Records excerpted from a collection
# # #

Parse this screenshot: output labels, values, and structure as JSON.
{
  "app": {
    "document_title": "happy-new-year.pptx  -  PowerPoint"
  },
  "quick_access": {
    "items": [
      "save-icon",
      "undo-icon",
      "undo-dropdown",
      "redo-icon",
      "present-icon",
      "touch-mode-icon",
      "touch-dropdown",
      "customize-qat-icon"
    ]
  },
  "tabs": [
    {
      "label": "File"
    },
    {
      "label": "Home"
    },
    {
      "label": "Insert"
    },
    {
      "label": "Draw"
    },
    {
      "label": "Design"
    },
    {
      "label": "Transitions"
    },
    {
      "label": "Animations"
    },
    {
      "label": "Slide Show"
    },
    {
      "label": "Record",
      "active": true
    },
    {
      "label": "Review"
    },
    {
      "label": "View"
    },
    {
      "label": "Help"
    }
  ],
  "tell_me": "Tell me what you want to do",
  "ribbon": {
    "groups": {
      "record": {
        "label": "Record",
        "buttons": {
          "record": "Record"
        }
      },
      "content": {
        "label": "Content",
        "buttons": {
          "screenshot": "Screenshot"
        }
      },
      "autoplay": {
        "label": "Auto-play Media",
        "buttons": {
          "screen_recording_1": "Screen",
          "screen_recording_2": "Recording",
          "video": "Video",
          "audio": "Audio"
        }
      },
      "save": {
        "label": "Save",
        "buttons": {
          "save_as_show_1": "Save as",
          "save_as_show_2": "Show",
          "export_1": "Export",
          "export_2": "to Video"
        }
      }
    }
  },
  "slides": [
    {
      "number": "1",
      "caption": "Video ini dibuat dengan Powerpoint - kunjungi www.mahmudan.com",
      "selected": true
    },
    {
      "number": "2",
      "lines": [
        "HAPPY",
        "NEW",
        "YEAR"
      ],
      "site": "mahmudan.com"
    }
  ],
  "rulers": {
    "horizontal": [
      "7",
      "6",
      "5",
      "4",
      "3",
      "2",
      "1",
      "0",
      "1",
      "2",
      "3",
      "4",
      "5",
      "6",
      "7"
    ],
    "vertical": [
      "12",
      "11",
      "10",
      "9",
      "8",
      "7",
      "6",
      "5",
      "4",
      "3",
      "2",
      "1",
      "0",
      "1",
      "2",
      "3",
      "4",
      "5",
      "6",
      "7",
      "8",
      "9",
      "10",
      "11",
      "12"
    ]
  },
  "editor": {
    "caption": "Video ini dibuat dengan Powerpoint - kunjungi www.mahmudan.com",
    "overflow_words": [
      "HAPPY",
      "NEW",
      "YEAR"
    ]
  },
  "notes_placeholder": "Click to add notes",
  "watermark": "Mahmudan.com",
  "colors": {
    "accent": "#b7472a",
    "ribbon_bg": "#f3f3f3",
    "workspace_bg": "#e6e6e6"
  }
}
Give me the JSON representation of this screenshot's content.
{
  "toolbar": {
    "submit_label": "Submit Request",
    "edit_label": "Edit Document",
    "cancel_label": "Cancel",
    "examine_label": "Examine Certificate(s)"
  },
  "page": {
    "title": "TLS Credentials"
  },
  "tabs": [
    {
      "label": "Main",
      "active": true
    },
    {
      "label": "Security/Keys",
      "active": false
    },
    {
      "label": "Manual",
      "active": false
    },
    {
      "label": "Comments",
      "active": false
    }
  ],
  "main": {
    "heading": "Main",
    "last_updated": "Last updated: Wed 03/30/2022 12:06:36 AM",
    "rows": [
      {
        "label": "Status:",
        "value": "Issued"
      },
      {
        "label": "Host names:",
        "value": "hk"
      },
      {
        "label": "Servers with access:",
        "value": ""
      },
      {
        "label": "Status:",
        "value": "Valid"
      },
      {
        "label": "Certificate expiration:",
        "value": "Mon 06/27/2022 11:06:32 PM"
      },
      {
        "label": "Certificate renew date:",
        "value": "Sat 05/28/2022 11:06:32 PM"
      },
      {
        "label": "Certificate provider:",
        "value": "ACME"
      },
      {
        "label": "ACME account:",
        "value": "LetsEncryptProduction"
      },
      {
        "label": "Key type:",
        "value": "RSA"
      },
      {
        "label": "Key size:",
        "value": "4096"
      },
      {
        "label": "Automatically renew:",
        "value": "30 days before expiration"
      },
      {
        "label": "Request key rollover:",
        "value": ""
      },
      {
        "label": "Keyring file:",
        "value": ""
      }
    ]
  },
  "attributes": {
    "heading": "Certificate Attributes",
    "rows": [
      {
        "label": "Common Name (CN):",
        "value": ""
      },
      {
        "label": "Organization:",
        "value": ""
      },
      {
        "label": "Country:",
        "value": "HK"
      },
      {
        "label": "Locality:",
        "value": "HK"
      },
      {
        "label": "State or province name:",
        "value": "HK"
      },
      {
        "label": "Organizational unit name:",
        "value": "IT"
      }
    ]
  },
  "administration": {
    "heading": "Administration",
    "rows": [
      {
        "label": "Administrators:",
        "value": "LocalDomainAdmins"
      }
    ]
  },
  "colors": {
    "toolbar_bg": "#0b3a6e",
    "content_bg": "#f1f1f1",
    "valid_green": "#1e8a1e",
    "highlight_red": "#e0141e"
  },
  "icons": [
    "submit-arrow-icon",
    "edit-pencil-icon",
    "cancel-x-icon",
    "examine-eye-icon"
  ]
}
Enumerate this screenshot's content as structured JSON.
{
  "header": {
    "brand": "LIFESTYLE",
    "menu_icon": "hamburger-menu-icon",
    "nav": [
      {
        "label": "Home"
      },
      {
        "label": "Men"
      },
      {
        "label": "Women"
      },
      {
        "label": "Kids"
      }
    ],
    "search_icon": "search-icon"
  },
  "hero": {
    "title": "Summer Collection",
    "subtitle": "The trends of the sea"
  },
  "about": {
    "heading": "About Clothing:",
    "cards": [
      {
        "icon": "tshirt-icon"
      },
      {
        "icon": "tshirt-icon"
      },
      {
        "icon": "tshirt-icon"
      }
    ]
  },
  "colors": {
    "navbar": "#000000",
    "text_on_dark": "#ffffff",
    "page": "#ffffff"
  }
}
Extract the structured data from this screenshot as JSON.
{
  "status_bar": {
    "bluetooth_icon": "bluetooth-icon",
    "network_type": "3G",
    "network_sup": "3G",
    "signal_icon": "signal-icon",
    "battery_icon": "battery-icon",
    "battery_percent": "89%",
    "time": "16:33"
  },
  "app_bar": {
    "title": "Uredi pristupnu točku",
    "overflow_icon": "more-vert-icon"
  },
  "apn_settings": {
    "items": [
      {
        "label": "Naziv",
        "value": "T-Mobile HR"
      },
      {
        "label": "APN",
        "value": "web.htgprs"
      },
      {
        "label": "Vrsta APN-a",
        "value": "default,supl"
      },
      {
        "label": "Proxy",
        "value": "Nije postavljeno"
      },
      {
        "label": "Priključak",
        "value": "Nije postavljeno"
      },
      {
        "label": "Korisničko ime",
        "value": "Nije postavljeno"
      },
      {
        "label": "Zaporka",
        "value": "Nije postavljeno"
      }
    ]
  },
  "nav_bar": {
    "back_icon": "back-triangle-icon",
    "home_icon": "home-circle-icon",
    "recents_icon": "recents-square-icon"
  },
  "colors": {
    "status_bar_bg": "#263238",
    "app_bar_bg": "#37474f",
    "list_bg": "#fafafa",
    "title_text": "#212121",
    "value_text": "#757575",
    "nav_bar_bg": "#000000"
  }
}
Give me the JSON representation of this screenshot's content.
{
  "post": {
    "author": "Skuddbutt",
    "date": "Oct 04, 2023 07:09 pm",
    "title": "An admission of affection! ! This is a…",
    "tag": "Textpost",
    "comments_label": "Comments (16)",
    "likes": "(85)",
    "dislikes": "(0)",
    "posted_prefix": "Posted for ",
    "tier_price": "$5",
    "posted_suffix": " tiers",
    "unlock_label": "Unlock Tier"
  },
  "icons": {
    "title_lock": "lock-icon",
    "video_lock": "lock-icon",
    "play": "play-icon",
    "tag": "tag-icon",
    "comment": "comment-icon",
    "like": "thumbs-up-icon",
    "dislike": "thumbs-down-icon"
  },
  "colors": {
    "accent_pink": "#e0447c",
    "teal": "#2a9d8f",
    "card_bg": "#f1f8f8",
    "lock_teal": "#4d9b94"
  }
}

# # #

Given problem
Only the number is wanted: how many lines in the data include the string "Request"?

Completed task
2